>>>
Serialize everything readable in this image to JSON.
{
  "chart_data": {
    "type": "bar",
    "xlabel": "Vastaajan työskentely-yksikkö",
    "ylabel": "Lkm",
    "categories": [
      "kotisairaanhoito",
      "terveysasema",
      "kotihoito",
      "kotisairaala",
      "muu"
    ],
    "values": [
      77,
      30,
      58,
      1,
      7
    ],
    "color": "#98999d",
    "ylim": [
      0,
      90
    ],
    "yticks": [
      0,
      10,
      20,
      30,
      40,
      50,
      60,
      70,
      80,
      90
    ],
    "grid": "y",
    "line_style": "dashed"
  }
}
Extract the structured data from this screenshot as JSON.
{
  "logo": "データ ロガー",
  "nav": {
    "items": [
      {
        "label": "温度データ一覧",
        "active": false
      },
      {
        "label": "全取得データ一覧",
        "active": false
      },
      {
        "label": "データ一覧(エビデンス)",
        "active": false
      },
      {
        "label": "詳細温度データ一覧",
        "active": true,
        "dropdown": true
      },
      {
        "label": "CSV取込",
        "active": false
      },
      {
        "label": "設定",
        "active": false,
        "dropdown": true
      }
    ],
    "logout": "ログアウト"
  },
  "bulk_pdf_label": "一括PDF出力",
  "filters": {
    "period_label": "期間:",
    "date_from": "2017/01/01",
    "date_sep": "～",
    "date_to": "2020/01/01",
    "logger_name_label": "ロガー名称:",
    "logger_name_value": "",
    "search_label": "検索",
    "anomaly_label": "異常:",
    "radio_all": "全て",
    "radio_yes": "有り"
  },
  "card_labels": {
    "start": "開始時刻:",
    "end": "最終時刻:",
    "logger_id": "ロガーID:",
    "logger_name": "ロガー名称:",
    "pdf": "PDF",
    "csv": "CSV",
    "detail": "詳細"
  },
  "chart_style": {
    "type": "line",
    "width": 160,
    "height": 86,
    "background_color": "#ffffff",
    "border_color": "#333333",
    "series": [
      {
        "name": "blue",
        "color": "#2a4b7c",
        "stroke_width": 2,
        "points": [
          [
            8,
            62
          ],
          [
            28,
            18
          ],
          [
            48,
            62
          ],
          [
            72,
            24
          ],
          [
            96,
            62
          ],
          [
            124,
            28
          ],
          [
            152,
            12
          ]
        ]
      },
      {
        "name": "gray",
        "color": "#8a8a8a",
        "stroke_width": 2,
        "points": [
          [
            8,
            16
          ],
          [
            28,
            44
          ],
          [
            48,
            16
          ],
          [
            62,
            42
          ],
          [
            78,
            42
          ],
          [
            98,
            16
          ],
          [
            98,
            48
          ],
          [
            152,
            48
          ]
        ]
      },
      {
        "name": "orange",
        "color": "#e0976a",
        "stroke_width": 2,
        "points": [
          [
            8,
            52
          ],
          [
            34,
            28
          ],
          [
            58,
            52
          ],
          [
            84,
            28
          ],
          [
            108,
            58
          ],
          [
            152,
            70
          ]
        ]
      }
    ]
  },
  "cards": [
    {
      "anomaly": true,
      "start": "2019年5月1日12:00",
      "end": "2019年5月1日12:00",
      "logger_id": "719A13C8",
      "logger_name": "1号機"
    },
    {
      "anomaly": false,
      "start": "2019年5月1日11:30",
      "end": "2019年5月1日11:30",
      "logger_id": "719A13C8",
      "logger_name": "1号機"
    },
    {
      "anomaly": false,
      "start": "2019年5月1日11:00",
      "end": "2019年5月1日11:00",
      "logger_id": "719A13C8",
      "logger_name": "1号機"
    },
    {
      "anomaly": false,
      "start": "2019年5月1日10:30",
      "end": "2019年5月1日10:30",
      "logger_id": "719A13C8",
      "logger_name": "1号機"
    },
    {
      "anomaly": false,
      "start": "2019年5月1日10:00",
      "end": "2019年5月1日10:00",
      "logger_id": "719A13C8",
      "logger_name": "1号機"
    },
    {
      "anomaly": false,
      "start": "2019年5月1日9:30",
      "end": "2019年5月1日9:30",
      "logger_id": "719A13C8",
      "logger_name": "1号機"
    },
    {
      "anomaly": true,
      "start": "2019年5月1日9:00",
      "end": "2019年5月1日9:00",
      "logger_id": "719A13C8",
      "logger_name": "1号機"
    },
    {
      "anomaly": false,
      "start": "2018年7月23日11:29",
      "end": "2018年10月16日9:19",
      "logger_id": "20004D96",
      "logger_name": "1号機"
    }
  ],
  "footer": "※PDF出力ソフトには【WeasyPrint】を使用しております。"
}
<<<
Your objective>
Look through the entries above for the word "JSON". Copy every line where it shows up.

Solution>
Serialize everything readable in this image to JSON.
Extract the structured data from this screenshot as JSON.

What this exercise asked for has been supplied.